_SET TASK_. Comb through the entries for "avis" and pull out each line that holds it.

_RECORDS FOR THIS EXERCISE_.
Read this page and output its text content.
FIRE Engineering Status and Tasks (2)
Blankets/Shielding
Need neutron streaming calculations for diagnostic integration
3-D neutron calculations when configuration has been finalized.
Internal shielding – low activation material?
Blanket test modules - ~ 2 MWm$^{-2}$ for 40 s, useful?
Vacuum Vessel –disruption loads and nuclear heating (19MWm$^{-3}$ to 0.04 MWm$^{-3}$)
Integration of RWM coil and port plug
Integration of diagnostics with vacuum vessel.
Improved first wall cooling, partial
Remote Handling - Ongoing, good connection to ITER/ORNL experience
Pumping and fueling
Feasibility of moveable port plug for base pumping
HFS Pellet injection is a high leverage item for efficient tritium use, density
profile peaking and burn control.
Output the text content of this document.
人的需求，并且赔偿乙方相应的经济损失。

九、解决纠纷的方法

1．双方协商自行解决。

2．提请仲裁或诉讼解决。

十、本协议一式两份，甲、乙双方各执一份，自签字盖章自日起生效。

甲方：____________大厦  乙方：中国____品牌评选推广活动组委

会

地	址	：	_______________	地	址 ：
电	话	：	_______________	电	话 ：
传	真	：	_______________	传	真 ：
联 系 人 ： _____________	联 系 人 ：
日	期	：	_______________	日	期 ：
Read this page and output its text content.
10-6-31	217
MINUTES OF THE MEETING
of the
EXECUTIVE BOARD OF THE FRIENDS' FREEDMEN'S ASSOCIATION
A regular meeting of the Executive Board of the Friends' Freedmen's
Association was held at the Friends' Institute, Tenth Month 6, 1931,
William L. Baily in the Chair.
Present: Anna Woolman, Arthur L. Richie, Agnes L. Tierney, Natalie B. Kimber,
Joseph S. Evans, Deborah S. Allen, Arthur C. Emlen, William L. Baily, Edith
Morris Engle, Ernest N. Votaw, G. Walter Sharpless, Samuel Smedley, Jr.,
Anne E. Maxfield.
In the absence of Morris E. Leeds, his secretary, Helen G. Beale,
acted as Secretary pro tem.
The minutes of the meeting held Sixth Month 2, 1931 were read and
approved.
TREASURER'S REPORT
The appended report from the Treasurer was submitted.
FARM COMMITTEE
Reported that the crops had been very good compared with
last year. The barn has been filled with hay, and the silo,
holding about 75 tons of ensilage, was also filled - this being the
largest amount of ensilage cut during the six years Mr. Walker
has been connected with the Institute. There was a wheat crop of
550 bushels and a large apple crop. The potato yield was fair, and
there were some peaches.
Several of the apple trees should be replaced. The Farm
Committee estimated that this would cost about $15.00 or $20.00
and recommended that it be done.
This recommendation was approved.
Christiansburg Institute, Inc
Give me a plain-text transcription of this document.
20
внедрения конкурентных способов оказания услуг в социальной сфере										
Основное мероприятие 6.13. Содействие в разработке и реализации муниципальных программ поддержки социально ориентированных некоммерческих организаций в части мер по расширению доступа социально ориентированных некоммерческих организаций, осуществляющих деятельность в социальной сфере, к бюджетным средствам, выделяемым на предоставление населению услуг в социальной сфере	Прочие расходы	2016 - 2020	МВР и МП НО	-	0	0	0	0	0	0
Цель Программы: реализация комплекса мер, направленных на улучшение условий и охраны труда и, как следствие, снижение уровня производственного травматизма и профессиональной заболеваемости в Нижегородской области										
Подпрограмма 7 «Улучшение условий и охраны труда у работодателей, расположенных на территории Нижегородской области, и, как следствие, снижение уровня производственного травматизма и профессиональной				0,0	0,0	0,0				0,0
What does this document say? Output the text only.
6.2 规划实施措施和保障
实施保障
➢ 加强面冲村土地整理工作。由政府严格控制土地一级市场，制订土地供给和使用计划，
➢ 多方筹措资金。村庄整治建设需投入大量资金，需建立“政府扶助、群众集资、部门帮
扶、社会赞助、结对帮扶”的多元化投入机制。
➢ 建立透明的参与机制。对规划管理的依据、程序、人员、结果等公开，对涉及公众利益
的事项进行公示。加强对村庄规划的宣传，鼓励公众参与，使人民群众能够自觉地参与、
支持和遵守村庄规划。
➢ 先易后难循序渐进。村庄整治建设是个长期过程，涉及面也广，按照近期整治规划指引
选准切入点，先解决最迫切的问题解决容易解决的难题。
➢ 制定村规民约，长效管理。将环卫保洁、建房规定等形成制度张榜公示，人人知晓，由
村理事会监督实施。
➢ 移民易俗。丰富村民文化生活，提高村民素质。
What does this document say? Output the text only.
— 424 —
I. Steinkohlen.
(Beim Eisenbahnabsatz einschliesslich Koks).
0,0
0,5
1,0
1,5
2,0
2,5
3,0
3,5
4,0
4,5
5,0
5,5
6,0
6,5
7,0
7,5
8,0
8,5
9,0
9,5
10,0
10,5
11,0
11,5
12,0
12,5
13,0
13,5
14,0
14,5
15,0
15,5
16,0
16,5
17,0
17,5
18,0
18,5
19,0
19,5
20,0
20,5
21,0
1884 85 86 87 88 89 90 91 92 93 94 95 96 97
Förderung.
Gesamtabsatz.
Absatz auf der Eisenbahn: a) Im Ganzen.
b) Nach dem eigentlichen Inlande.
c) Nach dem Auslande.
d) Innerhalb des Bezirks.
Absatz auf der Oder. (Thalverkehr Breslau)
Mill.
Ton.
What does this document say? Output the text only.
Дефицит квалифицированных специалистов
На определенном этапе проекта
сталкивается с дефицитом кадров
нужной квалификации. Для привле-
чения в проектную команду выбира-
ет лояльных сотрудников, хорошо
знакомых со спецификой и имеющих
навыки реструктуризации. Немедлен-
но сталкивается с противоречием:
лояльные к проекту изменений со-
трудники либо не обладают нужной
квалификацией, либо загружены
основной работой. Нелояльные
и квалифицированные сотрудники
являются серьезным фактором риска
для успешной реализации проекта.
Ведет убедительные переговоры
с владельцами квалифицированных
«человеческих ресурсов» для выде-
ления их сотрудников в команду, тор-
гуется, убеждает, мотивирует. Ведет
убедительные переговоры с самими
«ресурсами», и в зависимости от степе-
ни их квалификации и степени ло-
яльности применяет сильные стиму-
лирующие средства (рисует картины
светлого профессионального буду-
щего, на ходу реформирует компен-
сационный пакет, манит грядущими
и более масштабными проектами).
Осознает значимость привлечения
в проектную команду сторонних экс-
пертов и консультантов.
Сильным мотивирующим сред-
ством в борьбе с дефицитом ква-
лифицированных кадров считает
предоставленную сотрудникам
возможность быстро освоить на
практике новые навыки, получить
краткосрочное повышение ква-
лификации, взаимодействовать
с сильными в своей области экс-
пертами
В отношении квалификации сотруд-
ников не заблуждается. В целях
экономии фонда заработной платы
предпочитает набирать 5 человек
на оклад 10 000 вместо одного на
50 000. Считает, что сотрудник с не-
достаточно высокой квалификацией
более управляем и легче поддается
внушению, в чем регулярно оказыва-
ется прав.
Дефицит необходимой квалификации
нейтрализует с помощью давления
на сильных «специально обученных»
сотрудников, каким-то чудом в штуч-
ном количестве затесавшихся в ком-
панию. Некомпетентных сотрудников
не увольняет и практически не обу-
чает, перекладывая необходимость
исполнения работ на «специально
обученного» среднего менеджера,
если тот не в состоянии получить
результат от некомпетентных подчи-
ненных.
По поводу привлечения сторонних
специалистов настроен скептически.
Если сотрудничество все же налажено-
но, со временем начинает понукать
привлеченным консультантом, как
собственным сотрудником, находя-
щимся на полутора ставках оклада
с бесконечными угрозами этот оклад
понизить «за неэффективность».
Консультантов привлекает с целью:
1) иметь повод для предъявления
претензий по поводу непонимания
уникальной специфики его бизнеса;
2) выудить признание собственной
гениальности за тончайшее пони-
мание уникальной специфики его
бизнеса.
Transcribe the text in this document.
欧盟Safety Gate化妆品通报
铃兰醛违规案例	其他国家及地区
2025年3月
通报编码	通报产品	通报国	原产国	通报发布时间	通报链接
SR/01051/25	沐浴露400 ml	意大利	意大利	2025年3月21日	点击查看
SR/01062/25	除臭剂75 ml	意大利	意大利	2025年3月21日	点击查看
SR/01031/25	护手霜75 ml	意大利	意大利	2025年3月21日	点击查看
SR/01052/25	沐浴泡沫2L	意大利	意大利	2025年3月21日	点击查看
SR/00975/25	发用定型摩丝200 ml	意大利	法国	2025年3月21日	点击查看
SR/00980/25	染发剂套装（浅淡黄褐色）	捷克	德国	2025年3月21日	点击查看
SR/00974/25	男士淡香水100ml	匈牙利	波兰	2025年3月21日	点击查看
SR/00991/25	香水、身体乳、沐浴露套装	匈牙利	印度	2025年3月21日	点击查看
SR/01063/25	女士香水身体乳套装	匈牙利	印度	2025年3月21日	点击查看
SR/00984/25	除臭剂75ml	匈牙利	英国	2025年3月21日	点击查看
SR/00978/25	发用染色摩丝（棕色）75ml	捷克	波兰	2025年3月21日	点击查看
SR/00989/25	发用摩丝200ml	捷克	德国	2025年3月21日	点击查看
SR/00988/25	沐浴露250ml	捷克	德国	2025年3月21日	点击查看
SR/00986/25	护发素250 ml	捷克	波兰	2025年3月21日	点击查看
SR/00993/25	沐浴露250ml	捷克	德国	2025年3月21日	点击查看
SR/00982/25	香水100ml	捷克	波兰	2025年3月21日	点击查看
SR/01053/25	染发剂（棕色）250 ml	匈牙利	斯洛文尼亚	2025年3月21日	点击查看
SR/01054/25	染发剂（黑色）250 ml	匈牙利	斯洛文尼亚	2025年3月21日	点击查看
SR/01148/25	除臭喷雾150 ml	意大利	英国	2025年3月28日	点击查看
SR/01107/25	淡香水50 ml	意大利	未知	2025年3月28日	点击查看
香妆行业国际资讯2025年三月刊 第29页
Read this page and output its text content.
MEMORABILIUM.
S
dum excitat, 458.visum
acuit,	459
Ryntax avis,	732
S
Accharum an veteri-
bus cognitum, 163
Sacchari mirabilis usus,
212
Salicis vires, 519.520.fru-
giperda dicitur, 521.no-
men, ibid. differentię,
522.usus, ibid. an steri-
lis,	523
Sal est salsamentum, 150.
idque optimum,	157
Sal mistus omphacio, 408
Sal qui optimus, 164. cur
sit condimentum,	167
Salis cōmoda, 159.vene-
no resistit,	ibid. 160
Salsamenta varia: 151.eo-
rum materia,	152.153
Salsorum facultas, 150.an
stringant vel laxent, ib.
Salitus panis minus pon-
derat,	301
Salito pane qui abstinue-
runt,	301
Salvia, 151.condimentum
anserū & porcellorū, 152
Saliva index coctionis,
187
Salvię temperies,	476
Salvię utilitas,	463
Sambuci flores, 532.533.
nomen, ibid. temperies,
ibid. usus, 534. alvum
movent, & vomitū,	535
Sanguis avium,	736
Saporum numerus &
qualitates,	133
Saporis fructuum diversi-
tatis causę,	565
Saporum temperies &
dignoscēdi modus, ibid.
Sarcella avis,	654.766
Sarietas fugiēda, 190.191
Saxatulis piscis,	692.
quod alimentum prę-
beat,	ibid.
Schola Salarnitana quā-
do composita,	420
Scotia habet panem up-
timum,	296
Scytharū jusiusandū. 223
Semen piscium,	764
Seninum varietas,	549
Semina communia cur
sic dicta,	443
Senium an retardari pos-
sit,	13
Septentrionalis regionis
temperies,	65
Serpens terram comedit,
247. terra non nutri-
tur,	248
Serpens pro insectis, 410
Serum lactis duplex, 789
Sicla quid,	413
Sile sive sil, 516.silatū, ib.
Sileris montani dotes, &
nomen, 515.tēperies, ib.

_RESPONSE_.
Ryntax avis,	732
Sarcella avis,	654.766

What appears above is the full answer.